Exercise requirements: How many lines of the material below contain the string "background"? Answer with the number and nothing else.

Supplied data:
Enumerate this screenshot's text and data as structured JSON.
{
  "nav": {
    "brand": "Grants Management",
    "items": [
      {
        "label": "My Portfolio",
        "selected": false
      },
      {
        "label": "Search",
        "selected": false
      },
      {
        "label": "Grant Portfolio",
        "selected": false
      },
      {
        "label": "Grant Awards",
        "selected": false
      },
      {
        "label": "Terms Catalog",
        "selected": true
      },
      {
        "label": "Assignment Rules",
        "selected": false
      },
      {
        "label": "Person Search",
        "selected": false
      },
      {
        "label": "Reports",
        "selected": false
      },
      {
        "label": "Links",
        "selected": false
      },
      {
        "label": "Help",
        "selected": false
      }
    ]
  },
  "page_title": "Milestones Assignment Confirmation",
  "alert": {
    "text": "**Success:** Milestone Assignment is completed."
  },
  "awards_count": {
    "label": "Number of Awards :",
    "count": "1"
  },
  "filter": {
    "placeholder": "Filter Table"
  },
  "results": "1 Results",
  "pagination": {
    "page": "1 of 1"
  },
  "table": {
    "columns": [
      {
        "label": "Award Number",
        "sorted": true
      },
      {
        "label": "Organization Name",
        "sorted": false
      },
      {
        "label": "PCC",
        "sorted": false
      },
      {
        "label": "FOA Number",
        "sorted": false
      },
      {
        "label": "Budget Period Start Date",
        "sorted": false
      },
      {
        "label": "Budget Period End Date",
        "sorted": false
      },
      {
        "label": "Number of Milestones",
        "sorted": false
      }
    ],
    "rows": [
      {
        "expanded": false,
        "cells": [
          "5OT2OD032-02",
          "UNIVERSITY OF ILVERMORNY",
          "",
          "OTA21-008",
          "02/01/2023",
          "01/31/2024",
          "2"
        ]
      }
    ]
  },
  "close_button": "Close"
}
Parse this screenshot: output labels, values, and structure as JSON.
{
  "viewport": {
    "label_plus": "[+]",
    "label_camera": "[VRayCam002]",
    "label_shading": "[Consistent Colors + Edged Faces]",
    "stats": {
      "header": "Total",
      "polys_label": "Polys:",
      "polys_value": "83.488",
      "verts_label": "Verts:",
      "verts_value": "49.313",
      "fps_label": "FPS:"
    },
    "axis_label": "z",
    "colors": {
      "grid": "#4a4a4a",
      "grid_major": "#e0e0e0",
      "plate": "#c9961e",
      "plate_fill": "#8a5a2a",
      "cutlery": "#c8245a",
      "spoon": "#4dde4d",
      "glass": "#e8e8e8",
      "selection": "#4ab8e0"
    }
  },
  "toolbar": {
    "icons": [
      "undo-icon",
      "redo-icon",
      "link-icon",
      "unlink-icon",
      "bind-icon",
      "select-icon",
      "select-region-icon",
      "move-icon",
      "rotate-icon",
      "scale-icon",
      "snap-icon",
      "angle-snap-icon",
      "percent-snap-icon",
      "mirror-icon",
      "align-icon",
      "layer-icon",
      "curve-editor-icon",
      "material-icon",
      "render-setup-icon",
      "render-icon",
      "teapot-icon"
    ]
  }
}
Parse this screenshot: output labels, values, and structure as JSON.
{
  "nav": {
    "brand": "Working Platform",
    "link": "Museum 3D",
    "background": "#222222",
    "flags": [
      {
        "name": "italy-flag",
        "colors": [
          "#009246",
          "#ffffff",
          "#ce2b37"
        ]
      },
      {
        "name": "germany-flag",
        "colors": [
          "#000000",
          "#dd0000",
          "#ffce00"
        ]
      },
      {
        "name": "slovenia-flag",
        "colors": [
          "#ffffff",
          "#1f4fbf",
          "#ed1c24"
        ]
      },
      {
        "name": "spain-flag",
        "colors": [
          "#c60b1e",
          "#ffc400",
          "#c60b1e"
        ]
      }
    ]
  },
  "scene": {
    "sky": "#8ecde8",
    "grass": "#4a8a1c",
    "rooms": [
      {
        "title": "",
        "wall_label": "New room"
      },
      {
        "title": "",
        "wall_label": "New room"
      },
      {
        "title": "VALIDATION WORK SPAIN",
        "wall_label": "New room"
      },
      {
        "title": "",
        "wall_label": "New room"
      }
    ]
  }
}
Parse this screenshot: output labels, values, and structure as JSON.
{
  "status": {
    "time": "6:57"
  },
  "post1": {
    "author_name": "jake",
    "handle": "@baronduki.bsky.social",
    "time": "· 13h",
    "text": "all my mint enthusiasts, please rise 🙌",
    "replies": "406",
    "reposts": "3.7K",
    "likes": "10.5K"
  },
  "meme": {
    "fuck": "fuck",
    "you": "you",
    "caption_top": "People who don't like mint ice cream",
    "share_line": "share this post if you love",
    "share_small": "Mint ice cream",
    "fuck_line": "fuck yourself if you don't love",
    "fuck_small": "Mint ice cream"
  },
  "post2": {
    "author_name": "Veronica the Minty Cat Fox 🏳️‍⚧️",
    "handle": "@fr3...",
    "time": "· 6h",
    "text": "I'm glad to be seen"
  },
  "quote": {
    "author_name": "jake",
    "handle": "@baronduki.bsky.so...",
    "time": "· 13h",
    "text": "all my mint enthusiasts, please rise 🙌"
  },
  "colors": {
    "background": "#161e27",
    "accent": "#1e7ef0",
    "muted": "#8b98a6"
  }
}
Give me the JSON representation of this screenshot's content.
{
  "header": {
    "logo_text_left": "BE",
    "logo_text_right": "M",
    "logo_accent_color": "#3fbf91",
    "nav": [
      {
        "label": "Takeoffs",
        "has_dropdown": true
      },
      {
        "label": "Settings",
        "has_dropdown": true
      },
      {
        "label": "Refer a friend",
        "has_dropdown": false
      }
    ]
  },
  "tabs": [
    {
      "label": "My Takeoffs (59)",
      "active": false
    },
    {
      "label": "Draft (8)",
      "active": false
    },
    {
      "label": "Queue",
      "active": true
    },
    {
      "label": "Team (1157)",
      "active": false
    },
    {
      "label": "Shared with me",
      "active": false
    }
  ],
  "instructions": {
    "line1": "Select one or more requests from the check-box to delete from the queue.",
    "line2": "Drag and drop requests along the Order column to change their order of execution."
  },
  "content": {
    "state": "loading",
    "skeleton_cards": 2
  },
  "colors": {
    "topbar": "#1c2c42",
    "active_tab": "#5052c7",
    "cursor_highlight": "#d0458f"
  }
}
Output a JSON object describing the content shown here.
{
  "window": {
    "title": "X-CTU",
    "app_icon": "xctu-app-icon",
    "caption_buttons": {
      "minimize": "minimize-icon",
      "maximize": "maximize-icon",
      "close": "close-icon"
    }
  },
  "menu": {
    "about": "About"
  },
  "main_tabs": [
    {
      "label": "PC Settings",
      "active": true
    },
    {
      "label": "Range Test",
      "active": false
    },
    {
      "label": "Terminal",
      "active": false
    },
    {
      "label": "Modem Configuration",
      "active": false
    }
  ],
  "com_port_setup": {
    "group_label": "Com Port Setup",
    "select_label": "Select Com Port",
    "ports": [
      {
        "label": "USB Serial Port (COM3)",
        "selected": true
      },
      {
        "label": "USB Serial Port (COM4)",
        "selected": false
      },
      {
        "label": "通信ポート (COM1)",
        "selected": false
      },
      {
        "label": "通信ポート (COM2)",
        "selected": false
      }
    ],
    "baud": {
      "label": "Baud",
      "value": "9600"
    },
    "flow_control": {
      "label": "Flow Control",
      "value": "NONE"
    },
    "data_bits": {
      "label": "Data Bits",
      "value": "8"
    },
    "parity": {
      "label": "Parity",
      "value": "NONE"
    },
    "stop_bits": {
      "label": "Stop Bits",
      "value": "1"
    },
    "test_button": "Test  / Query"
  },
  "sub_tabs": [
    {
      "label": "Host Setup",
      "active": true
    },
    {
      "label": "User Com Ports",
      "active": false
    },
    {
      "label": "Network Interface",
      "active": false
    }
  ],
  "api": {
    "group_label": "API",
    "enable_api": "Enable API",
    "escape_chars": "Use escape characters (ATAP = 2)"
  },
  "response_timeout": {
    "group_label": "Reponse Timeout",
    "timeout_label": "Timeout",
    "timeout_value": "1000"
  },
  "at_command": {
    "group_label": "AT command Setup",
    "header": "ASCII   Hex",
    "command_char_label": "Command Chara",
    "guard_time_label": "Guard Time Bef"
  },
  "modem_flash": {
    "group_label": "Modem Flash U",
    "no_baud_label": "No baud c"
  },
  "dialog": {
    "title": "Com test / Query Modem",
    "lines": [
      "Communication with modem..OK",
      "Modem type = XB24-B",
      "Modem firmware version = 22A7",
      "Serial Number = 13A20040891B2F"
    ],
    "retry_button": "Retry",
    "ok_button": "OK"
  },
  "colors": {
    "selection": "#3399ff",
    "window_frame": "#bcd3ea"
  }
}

Output of the exercise: 2